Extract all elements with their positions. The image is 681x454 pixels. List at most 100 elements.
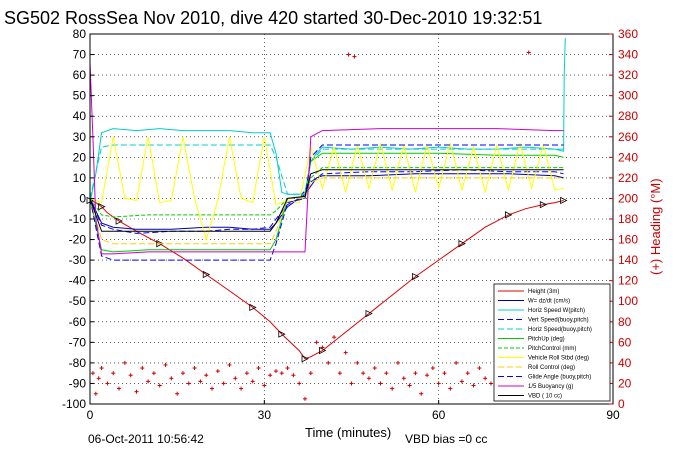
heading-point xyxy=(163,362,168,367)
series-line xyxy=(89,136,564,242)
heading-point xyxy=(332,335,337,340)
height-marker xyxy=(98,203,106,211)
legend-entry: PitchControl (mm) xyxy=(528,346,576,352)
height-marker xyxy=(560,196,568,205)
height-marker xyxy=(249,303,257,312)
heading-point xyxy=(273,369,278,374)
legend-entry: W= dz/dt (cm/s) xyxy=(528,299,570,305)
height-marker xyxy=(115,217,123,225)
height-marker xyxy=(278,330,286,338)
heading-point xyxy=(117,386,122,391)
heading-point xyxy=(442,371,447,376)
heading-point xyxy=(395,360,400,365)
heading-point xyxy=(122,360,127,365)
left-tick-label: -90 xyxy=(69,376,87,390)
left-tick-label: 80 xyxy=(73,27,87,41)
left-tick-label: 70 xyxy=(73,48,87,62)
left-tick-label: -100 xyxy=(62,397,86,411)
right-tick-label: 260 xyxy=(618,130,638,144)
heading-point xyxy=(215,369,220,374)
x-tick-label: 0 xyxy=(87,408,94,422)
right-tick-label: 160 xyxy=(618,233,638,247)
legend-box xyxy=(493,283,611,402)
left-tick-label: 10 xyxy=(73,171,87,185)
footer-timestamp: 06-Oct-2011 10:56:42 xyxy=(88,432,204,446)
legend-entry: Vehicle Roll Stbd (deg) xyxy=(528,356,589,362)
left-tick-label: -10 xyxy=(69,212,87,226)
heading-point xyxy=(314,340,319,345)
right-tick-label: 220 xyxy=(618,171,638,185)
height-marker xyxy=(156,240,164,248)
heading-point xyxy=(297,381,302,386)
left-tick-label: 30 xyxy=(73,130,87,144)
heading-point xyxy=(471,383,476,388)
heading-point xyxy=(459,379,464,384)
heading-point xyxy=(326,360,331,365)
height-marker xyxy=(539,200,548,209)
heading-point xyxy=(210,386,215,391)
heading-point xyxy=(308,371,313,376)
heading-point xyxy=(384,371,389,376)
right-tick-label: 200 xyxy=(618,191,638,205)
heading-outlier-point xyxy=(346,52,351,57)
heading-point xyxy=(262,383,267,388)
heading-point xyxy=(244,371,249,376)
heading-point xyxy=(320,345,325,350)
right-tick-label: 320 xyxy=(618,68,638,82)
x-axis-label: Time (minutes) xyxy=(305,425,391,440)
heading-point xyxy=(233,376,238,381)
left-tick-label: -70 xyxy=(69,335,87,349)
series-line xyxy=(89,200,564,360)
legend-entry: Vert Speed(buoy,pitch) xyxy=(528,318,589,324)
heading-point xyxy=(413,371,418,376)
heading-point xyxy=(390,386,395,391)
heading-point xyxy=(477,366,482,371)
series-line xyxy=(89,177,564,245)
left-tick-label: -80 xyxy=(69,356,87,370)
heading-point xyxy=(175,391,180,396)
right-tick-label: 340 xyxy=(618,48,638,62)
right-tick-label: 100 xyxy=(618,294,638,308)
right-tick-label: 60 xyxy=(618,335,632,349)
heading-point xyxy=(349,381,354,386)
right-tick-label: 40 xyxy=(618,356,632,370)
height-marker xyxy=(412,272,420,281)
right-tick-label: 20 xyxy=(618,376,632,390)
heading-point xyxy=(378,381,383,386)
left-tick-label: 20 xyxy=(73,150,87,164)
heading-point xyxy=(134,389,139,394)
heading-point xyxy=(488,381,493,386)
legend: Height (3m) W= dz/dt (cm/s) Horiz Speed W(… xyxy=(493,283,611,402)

• [What to work on]: Pull every line from the records above and reproduce each one verbatim, leaving out the picture lines.

• [Output for this task]:
Extract all elements with their positions. The image is 681x454 pixels. List at most 100 elements.
heading-point xyxy=(163,362,168,367)
series-line xyxy=(89,136,564,242)
heading-point xyxy=(332,335,337,340)
height-marker xyxy=(98,203,106,211)
legend-entry: PitchControl (mm) xyxy=(528,346,576,352)
height-marker xyxy=(560,196,568,205)
height-marker xyxy=(249,303,257,312)
heading-point xyxy=(273,369,278,374)
legend-entry: W= dz/dt (cm/s) xyxy=(528,299,570,305)
height-marker xyxy=(115,217,123,225)
height-marker xyxy=(278,330,286,338)
heading-point xyxy=(117,386,122,391)
heading-point xyxy=(442,371,447,376)
heading-point xyxy=(395,360,400,365)
heading-point xyxy=(122,360,127,365)
left-tick-label: -90 xyxy=(69,376,87,390)
left-tick-label: 80 xyxy=(73,27,87,41)
left-tick-label: 70 xyxy=(73,48,87,62)
left-tick-label: -100 xyxy=(62,397,86,411)
right-tick-label: 260 xyxy=(618,130,638,144)
heading-point xyxy=(215,369,220,374)
x-tick-label: 0 xyxy=(87,408,94,422)
right-tick-label: 160 xyxy=(618,233,638,247)
legend-box xyxy=(493,283,611,402)
left-tick-label: 10 xyxy=(73,171,87,185)
footer-timestamp: 06-Oct-2011 10:56:42 xyxy=(88,432,204,446)
legend-entry: Vehicle Roll Stbd (deg) xyxy=(528,356,589,362)
left-tick-label: -10 xyxy=(69,212,87,226)
heading-point xyxy=(314,340,319,345)
right-tick-label: 220 xyxy=(618,171,638,185)
height-marker xyxy=(156,240,164,248)
heading-point xyxy=(297,381,302,386)
left-tick-label: 30 xyxy=(73,130,87,144)
heading-point xyxy=(471,383,476,388)
heading-point xyxy=(459,379,464,384)
heading-point xyxy=(326,360,331,365)
height-marker xyxy=(539,200,548,209)
heading-point xyxy=(210,386,215,391)
heading-point xyxy=(308,371,313,376)
heading-point xyxy=(384,371,389,376)
right-tick-label: 200 xyxy=(618,191,638,205)
heading-outlier-point xyxy=(346,52,351,57)
heading-point xyxy=(262,383,267,388)
heading-point xyxy=(244,371,249,376)
heading-point xyxy=(320,345,325,350)
right-tick-label: 320 xyxy=(618,68,638,82)
x-axis-label: Time (minutes) xyxy=(305,425,391,440)
heading-point xyxy=(233,376,238,381)
left-tick-label: -70 xyxy=(69,335,87,349)
series-line xyxy=(89,200,564,360)
legend-entry: Vert Speed(buoy,pitch) xyxy=(528,318,589,324)
heading-point xyxy=(413,371,418,376)
heading-point xyxy=(390,386,395,391)
heading-point xyxy=(477,366,482,371)
series-line xyxy=(89,177,564,245)
left-tick-label: -80 xyxy=(69,356,87,370)
heading-point xyxy=(175,391,180,396)
right-tick-label: 340 xyxy=(618,48,638,62)
right-tick-label: 100 xyxy=(618,294,638,308)
right-tick-label: 60 xyxy=(618,335,632,349)
heading-point xyxy=(349,381,354,386)
right-tick-label: 40 xyxy=(618,356,632,370)
height-marker xyxy=(412,272,420,281)
right-tick-label: 20 xyxy=(618,376,632,390)
heading-point xyxy=(378,381,383,386)
left-tick-label: 20 xyxy=(73,150,87,164)
heading-point xyxy=(134,389,139,394)
heading-point xyxy=(488,381,493,386)
legend: Height (3m) W= dz/dt (cm/s) Horiz Speed W(… xyxy=(493,283,611,402)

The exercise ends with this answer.